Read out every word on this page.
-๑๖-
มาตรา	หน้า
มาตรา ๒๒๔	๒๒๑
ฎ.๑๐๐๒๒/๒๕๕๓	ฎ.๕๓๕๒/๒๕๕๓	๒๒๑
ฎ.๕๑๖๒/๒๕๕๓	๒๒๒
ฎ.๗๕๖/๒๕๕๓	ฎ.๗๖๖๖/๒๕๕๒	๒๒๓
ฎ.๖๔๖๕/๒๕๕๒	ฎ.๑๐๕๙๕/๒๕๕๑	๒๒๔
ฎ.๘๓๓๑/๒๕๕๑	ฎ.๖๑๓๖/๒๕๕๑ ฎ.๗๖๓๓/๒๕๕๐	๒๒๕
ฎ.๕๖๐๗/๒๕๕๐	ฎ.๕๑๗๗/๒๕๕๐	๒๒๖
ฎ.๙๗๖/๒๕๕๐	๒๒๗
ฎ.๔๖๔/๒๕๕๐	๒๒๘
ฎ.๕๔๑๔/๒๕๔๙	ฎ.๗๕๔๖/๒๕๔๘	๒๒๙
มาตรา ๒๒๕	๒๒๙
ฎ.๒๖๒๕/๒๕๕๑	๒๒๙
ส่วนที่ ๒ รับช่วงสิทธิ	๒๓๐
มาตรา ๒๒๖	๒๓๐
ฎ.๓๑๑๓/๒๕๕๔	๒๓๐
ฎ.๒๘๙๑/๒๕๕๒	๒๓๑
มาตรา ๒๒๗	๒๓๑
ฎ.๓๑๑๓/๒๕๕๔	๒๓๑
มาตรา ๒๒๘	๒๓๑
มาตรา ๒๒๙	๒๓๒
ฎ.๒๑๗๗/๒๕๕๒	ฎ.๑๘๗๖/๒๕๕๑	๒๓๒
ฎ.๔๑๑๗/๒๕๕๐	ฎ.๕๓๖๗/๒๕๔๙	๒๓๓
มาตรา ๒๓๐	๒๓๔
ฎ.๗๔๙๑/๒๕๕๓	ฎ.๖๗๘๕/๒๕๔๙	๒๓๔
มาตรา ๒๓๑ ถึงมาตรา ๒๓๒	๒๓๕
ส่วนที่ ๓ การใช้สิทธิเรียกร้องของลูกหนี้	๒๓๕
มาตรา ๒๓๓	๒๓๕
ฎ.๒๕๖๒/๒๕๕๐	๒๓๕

▬▬▬▬▬▬▬▬▬▬

**Task statement**:
Return each line in the records that holds the string "มาตรา".

**Written reply**:
มาตรา	หน้า
มาตรา ๒๒๔	๒๒๑
มาตรา ๒๒๕	๒๒๙
มาตรา ๒๒๖	๒๓๐
มาตรา ๒๒๗	๒๓๑
มาตรา ๒๒๘	๒๓๑
มาตรา ๒๒๙	๒๓๒
มาตรา ๒๓๐	๒๓๔
มาตรา ๒๓๑ ถึงมาตรา ๒๓๒	๒๓๕
มาตรา ๒๓๓	๒๓๕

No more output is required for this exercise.